Provided material:
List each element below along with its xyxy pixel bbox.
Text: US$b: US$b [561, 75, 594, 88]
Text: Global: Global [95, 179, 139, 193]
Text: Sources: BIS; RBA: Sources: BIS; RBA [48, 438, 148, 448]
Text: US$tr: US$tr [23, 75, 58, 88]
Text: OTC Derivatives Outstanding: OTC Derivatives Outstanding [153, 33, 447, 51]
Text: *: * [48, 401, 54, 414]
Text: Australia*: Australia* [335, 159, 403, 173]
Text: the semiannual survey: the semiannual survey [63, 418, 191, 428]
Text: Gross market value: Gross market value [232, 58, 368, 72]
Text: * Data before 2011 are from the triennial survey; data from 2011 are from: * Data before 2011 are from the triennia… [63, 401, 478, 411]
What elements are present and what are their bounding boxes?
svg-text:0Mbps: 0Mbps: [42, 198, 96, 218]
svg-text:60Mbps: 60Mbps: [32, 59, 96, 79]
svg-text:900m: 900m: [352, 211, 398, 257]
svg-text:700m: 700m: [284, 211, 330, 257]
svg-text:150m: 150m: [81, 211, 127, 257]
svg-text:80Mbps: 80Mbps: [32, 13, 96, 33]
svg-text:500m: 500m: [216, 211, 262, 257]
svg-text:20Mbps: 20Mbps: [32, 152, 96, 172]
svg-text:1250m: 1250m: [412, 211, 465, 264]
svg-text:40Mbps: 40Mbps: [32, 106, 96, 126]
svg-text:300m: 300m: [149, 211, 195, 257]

Instructions for the task: Return every line of the material above unchanged, from the first line to the last.

Solution to the problem:
List each element below along with its xyxy pixel bbox.
Text: US$b: US$b [561, 75, 594, 88]
Text: Global: Global [95, 179, 139, 193]
Text: Sources: BIS; RBA: Sources: BIS; RBA [48, 438, 148, 448]
Text: US$tr: US$tr [23, 75, 58, 88]
Text: OTC Derivatives Outstanding: OTC Derivatives Outstanding [153, 33, 447, 51]
Text: *: * [48, 401, 54, 414]
Text: Australia*: Australia* [335, 159, 403, 173]
Text: the semiannual survey: the semiannual survey [63, 418, 191, 428]
Text: Gross market value: Gross market value [232, 58, 368, 72]
Text: * Data before 2011 are from the triennial survey; data from 2011 are from: * Data before 2011 are from the triennia… [63, 401, 478, 411]
What elements are present and what are their bounding boxes?
svg-text:0Mbps: 0Mbps: [42, 198, 96, 218]
svg-text:60Mbps: 60Mbps: [32, 59, 96, 79]
svg-text:900m: 900m: [352, 211, 398, 257]
svg-text:700m: 700m: [284, 211, 330, 257]
svg-text:150m: 150m: [81, 211, 127, 257]
svg-text:80Mbps: 80Mbps: [32, 13, 96, 33]
svg-text:500m: 500m: [216, 211, 262, 257]
svg-text:20Mbps: 20Mbps: [32, 152, 96, 172]
svg-text:1250m: 1250m: [412, 211, 465, 264]
svg-text:40Mbps: 40Mbps: [32, 106, 96, 126]
svg-text:300m: 300m: [149, 211, 195, 257]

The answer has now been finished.